• SET PROBLEM:
Reproduce the rows below verbatim, leaving out the picture.

— start GIVEN INFORMATION —

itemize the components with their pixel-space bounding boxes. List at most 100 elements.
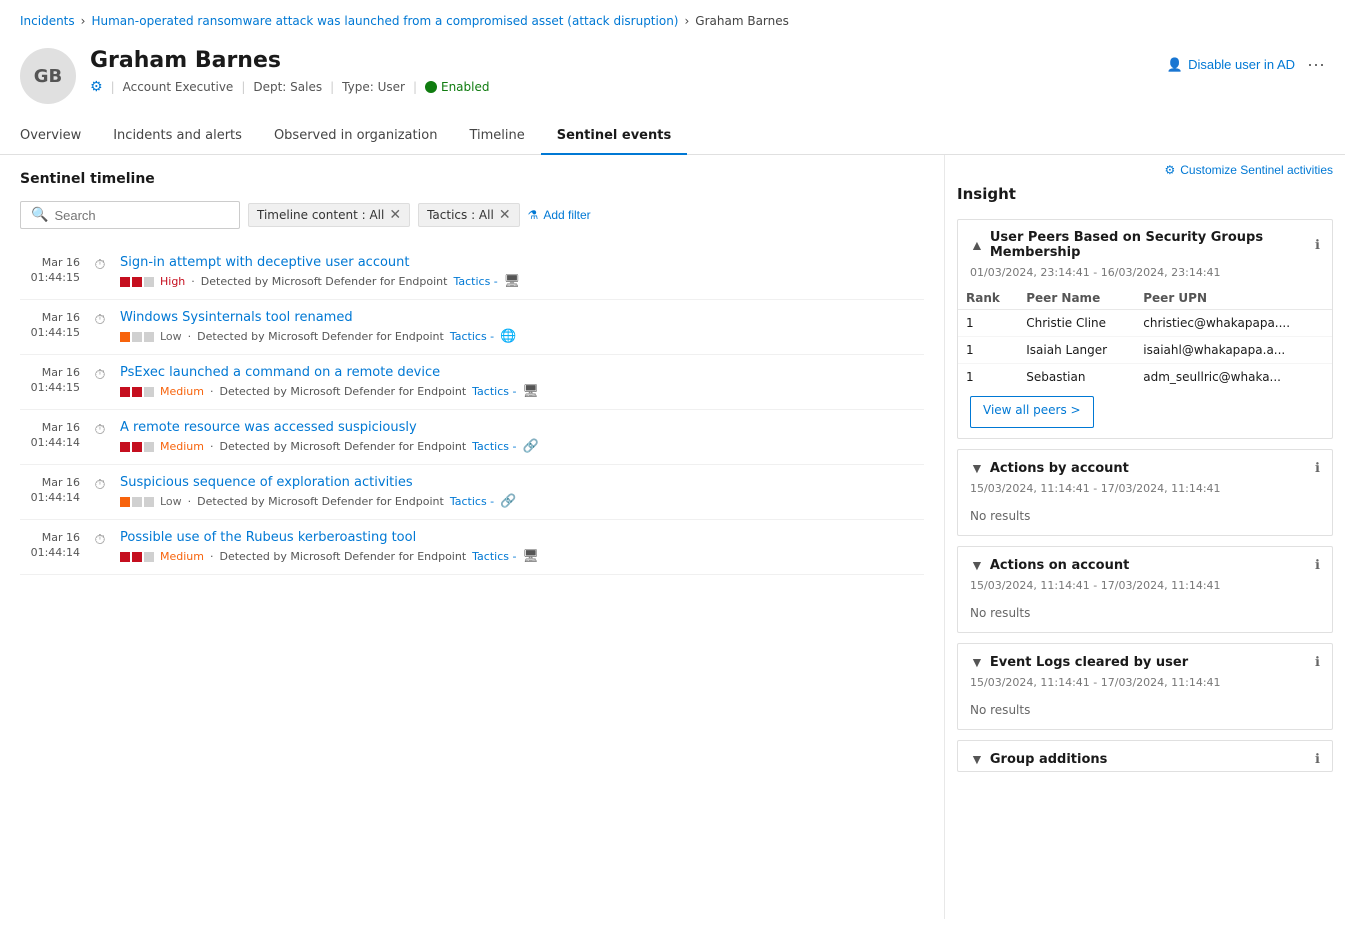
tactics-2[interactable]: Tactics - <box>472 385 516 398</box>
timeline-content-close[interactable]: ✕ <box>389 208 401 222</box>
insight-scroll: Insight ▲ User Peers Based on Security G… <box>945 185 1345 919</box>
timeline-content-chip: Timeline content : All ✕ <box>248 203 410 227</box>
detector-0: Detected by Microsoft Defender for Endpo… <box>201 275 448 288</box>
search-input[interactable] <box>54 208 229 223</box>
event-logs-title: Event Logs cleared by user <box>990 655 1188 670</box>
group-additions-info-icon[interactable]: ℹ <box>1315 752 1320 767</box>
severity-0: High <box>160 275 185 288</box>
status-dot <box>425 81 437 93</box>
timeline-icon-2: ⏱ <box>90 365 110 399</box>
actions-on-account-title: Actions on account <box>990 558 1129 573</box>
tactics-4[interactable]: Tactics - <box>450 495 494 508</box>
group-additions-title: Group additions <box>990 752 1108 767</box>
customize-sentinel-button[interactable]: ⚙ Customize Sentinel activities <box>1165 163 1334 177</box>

— end GIVEN INFORMATION —

• ANSWER BELOW:
itemize the components with their pixel-space bounding boxes. List at most 100 elements.
tactics-2[interactable]: Tactics - <box>472 385 516 398</box>
timeline-content-close[interactable]: ✕ <box>389 208 401 222</box>
insight-scroll: Insight ▲ User Peers Based on Security G… <box>945 185 1345 919</box>
timeline-content-chip: Timeline content : All ✕ <box>248 203 410 227</box>
detector-0: Detected by Microsoft Defender for Endpo… <box>201 275 448 288</box>
search-input[interactable] <box>54 208 229 223</box>
event-logs-title: Event Logs cleared by user <box>990 655 1188 670</box>
group-additions-info-icon[interactable]: ℹ <box>1315 752 1320 767</box>
severity-0: High <box>160 275 185 288</box>
status-dot <box>425 81 437 93</box>
timeline-icon-2: ⏱ <box>90 365 110 399</box>
actions-on-account-title: Actions on account <box>990 558 1129 573</box>
tactics-4[interactable]: Tactics - <box>450 495 494 508</box>
group-additions-title: Group additions <box>990 752 1108 767</box>
customize-sentinel-button[interactable]: ⚙ Customize Sentinel activities <box>1165 163 1334 177</box>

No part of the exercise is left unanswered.